(Data extracted from a collection)
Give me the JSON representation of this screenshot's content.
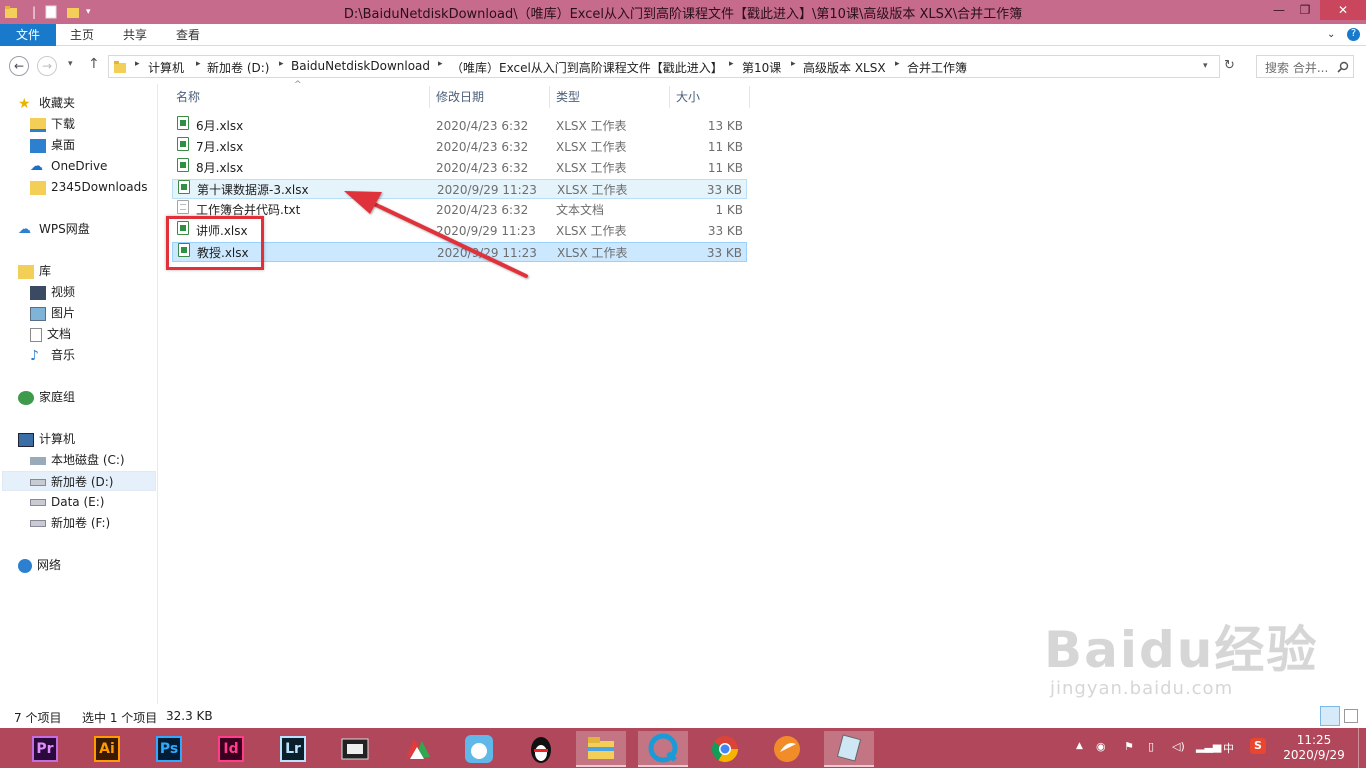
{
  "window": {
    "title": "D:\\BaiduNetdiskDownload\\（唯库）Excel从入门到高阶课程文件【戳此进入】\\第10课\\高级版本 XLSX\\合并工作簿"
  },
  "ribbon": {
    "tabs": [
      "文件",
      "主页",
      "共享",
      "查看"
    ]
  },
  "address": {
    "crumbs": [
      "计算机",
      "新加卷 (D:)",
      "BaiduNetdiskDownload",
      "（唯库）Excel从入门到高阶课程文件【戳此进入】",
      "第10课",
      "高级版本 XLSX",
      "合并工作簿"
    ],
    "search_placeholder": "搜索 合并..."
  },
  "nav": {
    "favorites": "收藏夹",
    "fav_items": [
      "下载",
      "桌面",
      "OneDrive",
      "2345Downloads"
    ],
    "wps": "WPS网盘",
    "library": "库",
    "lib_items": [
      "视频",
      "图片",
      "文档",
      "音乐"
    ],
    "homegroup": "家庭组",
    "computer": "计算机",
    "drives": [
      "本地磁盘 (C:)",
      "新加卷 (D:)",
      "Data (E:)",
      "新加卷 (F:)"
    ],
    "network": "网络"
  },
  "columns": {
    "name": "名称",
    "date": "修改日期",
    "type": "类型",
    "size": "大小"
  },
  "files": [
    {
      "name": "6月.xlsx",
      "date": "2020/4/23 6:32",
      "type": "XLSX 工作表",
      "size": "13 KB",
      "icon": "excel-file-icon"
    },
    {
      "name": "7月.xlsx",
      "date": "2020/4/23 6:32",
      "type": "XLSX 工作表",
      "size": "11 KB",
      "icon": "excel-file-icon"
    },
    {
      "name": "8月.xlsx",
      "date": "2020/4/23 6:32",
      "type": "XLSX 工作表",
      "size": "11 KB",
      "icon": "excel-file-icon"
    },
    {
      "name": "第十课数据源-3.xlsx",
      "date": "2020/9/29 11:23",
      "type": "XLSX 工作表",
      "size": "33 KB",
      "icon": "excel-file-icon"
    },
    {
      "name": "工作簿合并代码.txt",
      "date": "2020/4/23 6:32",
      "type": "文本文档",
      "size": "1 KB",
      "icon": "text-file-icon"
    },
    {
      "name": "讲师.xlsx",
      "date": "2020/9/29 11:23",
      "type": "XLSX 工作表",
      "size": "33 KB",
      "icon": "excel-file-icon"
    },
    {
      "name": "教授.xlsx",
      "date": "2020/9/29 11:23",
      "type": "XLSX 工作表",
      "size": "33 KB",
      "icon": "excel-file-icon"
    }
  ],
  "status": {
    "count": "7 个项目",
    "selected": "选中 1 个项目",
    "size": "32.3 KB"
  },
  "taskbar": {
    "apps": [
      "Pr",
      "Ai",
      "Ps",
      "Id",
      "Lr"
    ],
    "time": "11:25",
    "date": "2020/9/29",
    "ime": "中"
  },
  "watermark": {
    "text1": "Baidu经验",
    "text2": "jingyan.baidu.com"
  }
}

---

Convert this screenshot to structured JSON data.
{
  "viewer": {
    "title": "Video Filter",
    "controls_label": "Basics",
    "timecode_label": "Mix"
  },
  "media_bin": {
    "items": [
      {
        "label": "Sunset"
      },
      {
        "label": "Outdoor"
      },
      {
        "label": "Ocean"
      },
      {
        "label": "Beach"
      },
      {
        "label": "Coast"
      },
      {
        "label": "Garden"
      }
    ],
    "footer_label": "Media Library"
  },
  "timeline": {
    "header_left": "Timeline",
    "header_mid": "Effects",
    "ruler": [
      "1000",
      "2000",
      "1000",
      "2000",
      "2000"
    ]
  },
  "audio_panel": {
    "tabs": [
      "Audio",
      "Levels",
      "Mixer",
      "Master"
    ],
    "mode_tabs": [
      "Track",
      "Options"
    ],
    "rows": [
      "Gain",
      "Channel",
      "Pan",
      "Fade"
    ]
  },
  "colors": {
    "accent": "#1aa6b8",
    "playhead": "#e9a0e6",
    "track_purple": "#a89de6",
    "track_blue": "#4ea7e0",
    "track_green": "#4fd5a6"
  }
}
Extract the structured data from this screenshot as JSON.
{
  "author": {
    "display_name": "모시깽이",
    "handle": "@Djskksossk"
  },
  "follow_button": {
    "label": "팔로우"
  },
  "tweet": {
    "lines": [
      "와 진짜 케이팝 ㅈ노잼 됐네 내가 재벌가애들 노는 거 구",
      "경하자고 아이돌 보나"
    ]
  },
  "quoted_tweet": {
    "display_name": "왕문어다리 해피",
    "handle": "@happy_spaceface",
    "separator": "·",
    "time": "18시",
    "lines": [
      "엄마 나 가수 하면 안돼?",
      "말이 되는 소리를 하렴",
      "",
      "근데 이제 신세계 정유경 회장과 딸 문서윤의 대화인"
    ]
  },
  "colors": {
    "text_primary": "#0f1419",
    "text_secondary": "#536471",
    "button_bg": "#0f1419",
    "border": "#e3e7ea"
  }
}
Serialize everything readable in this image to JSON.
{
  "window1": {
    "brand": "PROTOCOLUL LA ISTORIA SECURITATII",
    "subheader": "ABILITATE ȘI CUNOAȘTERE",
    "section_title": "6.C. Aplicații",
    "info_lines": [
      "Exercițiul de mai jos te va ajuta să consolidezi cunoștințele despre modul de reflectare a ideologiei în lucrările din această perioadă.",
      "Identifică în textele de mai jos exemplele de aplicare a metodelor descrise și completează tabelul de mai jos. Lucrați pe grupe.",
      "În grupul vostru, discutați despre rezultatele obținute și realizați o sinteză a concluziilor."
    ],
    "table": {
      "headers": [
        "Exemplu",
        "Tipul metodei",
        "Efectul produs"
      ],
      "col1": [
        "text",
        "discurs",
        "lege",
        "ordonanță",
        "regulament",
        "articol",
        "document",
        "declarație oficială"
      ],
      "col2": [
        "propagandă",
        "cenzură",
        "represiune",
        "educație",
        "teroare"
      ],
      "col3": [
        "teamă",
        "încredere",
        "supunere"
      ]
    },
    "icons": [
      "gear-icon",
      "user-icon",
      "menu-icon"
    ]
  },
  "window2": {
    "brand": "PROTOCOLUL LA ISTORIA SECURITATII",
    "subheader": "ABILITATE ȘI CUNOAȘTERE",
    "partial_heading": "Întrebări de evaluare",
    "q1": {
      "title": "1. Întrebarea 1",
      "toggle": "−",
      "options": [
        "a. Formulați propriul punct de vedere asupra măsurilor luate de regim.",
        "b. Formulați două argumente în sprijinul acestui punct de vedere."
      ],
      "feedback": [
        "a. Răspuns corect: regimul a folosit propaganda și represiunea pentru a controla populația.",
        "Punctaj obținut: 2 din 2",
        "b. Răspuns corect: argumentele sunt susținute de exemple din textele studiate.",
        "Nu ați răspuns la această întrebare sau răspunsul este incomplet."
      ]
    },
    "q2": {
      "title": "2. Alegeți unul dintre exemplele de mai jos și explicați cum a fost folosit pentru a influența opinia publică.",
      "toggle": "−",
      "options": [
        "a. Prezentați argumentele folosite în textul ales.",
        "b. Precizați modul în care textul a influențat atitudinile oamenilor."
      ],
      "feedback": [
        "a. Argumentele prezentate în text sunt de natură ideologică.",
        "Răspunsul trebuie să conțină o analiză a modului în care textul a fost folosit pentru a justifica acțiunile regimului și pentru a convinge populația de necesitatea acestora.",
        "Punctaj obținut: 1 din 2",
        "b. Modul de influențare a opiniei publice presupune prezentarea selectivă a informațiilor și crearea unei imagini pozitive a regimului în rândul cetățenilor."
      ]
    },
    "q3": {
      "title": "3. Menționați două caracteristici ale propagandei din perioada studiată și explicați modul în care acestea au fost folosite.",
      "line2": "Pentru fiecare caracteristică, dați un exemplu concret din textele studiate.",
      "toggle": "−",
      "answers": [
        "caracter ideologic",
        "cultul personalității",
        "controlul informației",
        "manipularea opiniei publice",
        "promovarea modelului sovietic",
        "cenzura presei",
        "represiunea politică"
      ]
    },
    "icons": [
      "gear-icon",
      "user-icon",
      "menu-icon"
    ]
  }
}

### What this task involves
Pull every line containing the word "două" out of the material and copy it.

### Answer
        "b. Formulați două argumente în sprijinul acestui punct de vedere."
      "title": "3. Menționați două caracteristici ale propagandei din perioada studiată și explicați modul în care acestea au fost folosite.",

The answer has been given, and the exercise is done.